- **Stated exercise**
Each record below should be output verbatim, without pictures.

--- START ---

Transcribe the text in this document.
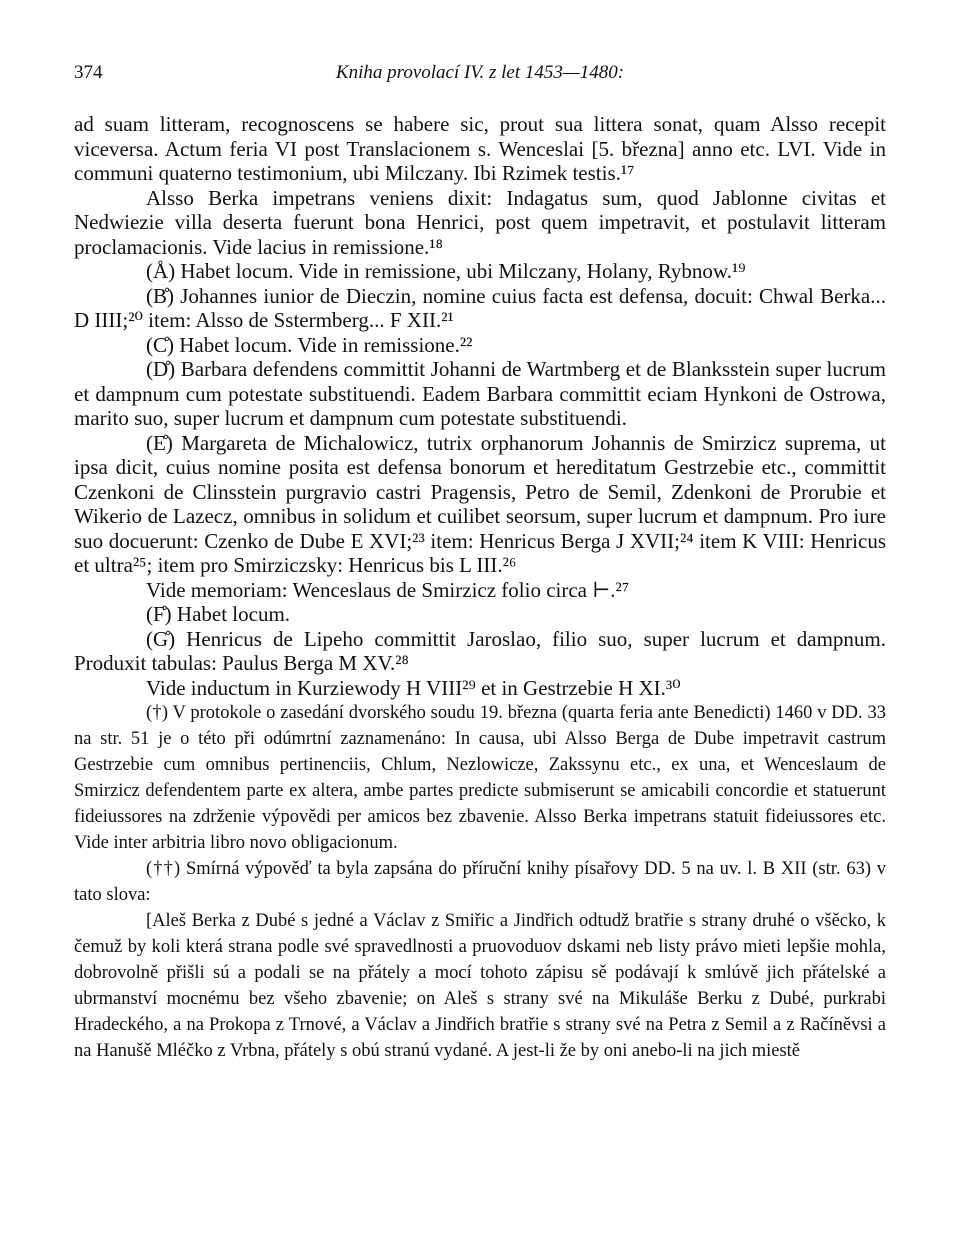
374	Kniha provolací IV. z let 1453—1480:

ad suam litteram, recognoscens se habere sic, prout sua littera sonat, quam Alsso recepit viceversa. Actum feria VI post Translacionem s. Wenceslai [5. března] anno etc. LVI. Vide in communi quaterno testimonium, ubi Milczany. Ibi Rzimek testis.¹⁷

Alsso Berka impetrans veniens dixit: Indagatus sum, quod Jablonne civitas et Nedwiezie villa deserta fuerunt bona Henrici, post quem impetravit, et postulavit litteram proclamacionis. Vide lacius in remissione.¹⁸

(Å) Habet locum. Vide in remissione, ubi Milczany, Holany, Rybnow.¹⁹

(B̊) Johannes iunior de Dieczin, nomine cuius facta est defensa, docuit: Chwal Berka... D IIII;²⁰ item: Alsso de Sstermberg... F XII.²¹

(C̊) Habet locum. Vide in remissione.²²

(D̊) Barbara defendens committit Johanni de Wartmberg et de Blanksstein super lucrum et dampnum cum potestate substituendi. Eadem Barbara committit eciam Hynkoni de Ostrowa, marito suo, super lucrum et dampnum cum potestate substituendi.

(E̊) Margareta de Michalowicz, tutrix orphanorum Johannis de Smirzicz suprema, ut ipsa dicit, cuius nomine posita est defensa bonorum et hereditatum Gestrzebie etc., committit Czenkoni de Clinsstein purgravio castri Pragensis, Petro de Semil, Zdenkoni de Prorubie et Wikerio de Lazecz, omnibus in solidum et cuilibet seorsum, super lucrum et dampnum. Pro iure suo docuerunt: Czenko de Dube E XVI;²³ item: Henricus Berga J XVII;²⁴ item K VIII: Henricus et ultra²⁵; item pro Smirziczsky: Henricus bis L III.²⁶

Vide memoriam: Wenceslaus de Smirzicz folio circa ⊢.²⁷

(F̊) Habet locum.

(G̊) Henricus de Lipeho committit Jaroslao, filio suo, super lucrum et dampnum. Produxit tabulas: Paulus Berga M XV.²⁸

Vide inductum in Kurziewody H VIII²⁹ et in Gestrzebie H XI.³⁰

(†) V protokole o zasedání dvorského soudu 19. března (quarta feria ante Benedicti) 1460 v DD. 33 na str. 51 je o této při odúmrtní zaznamenáno: In causa, ubi Alsso Berga de Dube impetravit castrum Gestrzebie cum omnibus pertinenciis, Chlum, Nezlowicze, Zakssynu etc., ex una, et Wenceslaum de Smirzicz defendentem parte ex altera, ambe partes predicte submiserunt se amicabili concordie et statuerunt fideiussores na zdrženie výpovědi per amicos bez zbavenie. Alsso Berka impetrans statuit fideiussores etc. Vide inter arbitria libro novo obligacionum.

(††) Smírná výpověď ta byla zapsána do příruční knihy písařovy DD. 5 na uv. l. B XII (str. 63) v tato slova:

[Aleš Berka z Dubé s jedné a Václav z Smiřic a Jindřich odtudž bratřie s strany druhé o všěcko, k čemuž by koli která strana podle své spravedlnosti a pruovoduov dskami neb listy právo mieti lepšie mohla, dobrovolně přišli sú a podali se na přátely a mocí tohoto zápisu sě podávají k smlúvě jich přátelské a ubrmanství mocnému bez všeho zbavenie; on Aleš s strany své na Mikuláše Berku z Dubé, purkrabi Hradeckého, a na Prokopa z Trnové, a Václav a Jindřich bratřie s strany své na Petra z Semil a z Račíněvsi a na Hanušě Mléčko z Vrbna, přátely s obú stranú vydané. A jest-li že by oni anebo-li na jich miestě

--- END ---

- **Answer to the exercise**
Transcribe the text in this document.
374	Kniha provolací IV. z let 1453—1480:

ad suam litteram, recognoscens se habere sic, prout sua littera sonat, quam Alsso recepit viceversa. Actum feria VI post Translacionem s. Wenceslai [5. března] anno etc. LVI. Vide in communi quaterno testimonium, ubi Milczany. Ibi Rzimek testis.¹⁷

Alsso Berka impetrans veniens dixit: Indagatus sum, quod Jablonne civitas et Nedwiezie villa deserta fuerunt bona Henrici, post quem impetravit, et postulavit litteram proclamacionis. Vide lacius in remissione.¹⁸

(Å) Habet locum. Vide in remissione, ubi Milczany, Holany, Rybnow.¹⁹

(B̊) Johannes iunior de Dieczin, nomine cuius facta est defensa, docuit: Chwal Berka... D IIII;²⁰ item: Alsso de Sstermberg... F XII.²¹

(C̊) Habet locum. Vide in remissione.²²

(D̊) Barbara defendens committit Johanni de Wartmberg et de Blanksstein super lucrum et dampnum cum potestate substituendi. Eadem Barbara committit eciam Hynkoni de Ostrowa, marito suo, super lucrum et dampnum cum potestate substituendi.

(E̊) Margareta de Michalowicz, tutrix orphanorum Johannis de Smirzicz suprema, ut ipsa dicit, cuius nomine posita est defensa bonorum et hereditatum Gestrzebie etc., committit Czenkoni de Clinsstein purgravio castri Pragensis, Petro de Semil, Zdenkoni de Prorubie et Wikerio de Lazecz, omnibus in solidum et cuilibet seorsum, super lucrum et dampnum. Pro iure suo docuerunt: Czenko de Dube E XVI;²³ item: Henricus Berga J XVII;²⁴ item K VIII: Henricus et ultra²⁵; item pro Smirziczsky: Henricus bis L III.²⁶

Vide memoriam: Wenceslaus de Smirzicz folio circa ⊢.²⁷

(F̊) Habet locum.

(G̊) Henricus de Lipeho committit Jaroslao, filio suo, super lucrum et dampnum. Produxit tabulas: Paulus Berga M XV.²⁸

Vide inductum in Kurziewody H VIII²⁹ et in Gestrzebie H XI.³⁰

(†) V protokole o zasedání dvorského soudu 19. března (quarta feria ante Benedicti) 1460 v DD. 33 na str. 51 je o této při odúmrtní zaznamenáno: In causa, ubi Alsso Berga de Dube impetravit castrum Gestrzebie cum omnibus pertinenciis, Chlum, Nezlowicze, Zakssynu etc., ex una, et Wenceslaum de Smirzicz defendentem parte ex altera, ambe partes predicte submiserunt se amicabili concordie et statuerunt fideiussores na zdrženie výpovědi per amicos bez zbavenie. Alsso Berka impetrans statuit fideiussores etc. Vide inter arbitria libro novo obligacionum.

(††) Smírná výpověď ta byla zapsána do příruční knihy písařovy DD. 5 na uv. l. B XII (str. 63) v tato slova:

[Aleš Berka z Dubé s jedné a Václav z Smiřic a Jindřich odtudž bratřie s strany druhé o všěcko, k čemuž by koli která strana podle své spravedlnosti a pruovoduov dskami neb listy právo mieti lepšie mohla, dobrovolně přišli sú a podali se na přátely a mocí tohoto zápisu sě podávají k smlúvě jich přátelské a ubrmanství mocnému bez všeho zbavenie; on Aleš s strany své na Mikuláše Berku z Dubé, purkrabi Hradeckého, a na Prokopa z Trnové, a Václav a Jindřich bratřie s strany své na Petra z Semil a z Račíněvsi a na Hanušě Mléčko z Vrbna, přátely s obú stranú vydané. A jest-li že by oni anebo-li na jich miestě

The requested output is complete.